▶ Data records:
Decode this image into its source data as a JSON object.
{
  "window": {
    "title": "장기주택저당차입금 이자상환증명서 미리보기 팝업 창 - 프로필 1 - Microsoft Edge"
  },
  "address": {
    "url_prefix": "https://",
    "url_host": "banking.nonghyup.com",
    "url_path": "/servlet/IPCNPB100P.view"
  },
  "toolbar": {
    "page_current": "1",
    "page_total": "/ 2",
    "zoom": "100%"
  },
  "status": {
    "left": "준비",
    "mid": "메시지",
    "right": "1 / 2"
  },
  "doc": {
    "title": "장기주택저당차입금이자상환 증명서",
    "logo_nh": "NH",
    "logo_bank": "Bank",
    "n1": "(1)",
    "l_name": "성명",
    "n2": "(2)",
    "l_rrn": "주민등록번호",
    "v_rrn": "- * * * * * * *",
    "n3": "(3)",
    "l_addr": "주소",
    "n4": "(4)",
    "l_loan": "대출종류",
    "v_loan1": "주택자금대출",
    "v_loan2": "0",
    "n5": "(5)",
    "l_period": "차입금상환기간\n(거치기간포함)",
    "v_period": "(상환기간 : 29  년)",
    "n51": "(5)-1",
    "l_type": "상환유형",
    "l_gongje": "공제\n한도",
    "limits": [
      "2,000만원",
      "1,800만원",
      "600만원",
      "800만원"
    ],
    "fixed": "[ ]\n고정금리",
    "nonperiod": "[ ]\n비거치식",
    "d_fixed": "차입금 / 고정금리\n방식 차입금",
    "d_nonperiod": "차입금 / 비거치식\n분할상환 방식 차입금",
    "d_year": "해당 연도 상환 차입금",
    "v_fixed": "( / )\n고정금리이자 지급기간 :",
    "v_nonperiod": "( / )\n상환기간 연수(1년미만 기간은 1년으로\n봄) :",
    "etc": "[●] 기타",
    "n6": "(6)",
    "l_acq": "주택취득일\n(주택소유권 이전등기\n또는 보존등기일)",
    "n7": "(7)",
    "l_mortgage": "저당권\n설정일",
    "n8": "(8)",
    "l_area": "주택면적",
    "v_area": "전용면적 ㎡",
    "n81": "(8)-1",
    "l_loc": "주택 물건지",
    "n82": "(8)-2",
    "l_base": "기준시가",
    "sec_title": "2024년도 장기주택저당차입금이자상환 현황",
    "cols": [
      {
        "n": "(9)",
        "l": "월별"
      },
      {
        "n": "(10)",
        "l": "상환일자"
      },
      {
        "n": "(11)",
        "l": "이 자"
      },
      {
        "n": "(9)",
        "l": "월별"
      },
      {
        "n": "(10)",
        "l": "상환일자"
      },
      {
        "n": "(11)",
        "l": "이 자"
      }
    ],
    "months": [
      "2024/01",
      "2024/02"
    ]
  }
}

▶ JOB: Copy every record above exactly as it appears.

▶ COMPLETE ANSWER:
Decode this image into its source data as a JSON object.
{
  "window": {
    "title": "장기주택저당차입금 이자상환증명서 미리보기 팝업 창 - 프로필 1 - Microsoft Edge"
  },
  "address": {
    "url_prefix": "https://",
    "url_host": "banking.nonghyup.com",
    "url_path": "/servlet/IPCNPB100P.view"
  },
  "toolbar": {
    "page_current": "1",
    "page_total": "/ 2",
    "zoom": "100%"
  },
  "status": {
    "left": "준비",
    "mid": "메시지",
    "right": "1 / 2"
  },
  "doc": {
    "title": "장기주택저당차입금이자상환 증명서",
    "logo_nh": "NH",
    "logo_bank": "Bank",
    "n1": "(1)",
    "l_name": "성명",
    "n2": "(2)",
    "l_rrn": "주민등록번호",
    "v_rrn": "- * * * * * * *",
    "n3": "(3)",
    "l_addr": "주소",
    "n4": "(4)",
    "l_loan": "대출종류",
    "v_loan1": "주택자금대출",
    "v_loan2": "0",
    "n5": "(5)",
    "l_period": "차입금상환기간\n(거치기간포함)",
    "v_period": "(상환기간 : 29  년)",
    "n51": "(5)-1",
    "l_type": "상환유형",
    "l_gongje": "공제\n한도",
    "limits": [
      "2,000만원",
      "1,800만원",
      "600만원",
      "800만원"
    ],
    "fixed": "[ ]\n고정금리",
    "nonperiod": "[ ]\n비거치식",
    "d_fixed": "차입금 / 고정금리\n방식 차입금",
    "d_nonperiod": "차입금 / 비거치식\n분할상환 방식 차입금",
    "d_year": "해당 연도 상환 차입금",
    "v_fixed": "( / )\n고정금리이자 지급기간 :",
    "v_nonperiod": "( / )\n상환기간 연수(1년미만 기간은 1년으로\n봄) :",
    "etc": "[●] 기타",
    "n6": "(6)",
    "l_acq": "주택취득일\n(주택소유권 이전등기\n또는 보존등기일)",
    "n7": "(7)",
    "l_mortgage": "저당권\n설정일",
    "n8": "(8)",
    "l_area": "주택면적",
    "v_area": "전용면적 ㎡",
    "n81": "(8)-1",
    "l_loc": "주택 물건지",
    "n82": "(8)-2",
    "l_base": "기준시가",
    "sec_title": "2024년도 장기주택저당차입금이자상환 현황",
    "cols": [
      {
        "n": "(9)",
        "l": "월별"
      },
      {
        "n": "(10)",
        "l": "상환일자"
      },
      {
        "n": "(11)",
        "l": "이 자"
      },
      {
        "n": "(9)",
        "l": "월별"
      },
      {
        "n": "(10)",
        "l": "상환일자"
      },
      {
        "n": "(11)",
        "l": "이 자"
      }
    ],
    "months": [
      "2024/01",
      "2024/02"
    ]
  }
}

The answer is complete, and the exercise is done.